= What you have to do =
Copy out the lines that have "length" in them.

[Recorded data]
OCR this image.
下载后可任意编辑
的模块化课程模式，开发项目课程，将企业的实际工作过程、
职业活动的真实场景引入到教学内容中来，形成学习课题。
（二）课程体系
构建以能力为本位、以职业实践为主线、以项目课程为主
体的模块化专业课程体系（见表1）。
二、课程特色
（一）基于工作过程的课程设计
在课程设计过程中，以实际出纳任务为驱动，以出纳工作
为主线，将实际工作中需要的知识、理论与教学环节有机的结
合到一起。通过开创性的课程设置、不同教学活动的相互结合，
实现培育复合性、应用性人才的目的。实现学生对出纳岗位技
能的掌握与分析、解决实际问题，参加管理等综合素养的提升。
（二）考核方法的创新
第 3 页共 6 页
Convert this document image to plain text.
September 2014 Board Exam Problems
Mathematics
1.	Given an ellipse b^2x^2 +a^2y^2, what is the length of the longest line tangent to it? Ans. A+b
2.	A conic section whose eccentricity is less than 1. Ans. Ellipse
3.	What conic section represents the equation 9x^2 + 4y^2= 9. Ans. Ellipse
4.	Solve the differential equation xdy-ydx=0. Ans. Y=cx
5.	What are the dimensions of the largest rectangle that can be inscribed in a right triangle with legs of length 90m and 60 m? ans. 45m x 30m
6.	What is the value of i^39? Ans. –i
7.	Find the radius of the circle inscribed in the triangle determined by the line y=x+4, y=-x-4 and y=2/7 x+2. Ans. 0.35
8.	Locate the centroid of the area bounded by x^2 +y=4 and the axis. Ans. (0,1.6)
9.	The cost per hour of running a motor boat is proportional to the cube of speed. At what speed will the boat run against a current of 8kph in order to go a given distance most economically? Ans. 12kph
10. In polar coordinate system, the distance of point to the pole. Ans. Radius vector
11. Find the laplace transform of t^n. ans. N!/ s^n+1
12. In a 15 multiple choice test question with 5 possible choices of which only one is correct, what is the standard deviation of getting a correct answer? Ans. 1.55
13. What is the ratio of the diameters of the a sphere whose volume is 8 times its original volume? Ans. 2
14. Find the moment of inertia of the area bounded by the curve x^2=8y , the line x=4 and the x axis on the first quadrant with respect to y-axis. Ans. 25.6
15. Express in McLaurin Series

= Solution =
1.	Given an ellipse b^2x^2 +a^2y^2, what is the length of the longest line tangent to it? Ans. A+b
5.	What are the dimensions of the largest rectangle that can be inscribed in a right triangle with legs of length 90m and 60 m? ans. 45m x 30m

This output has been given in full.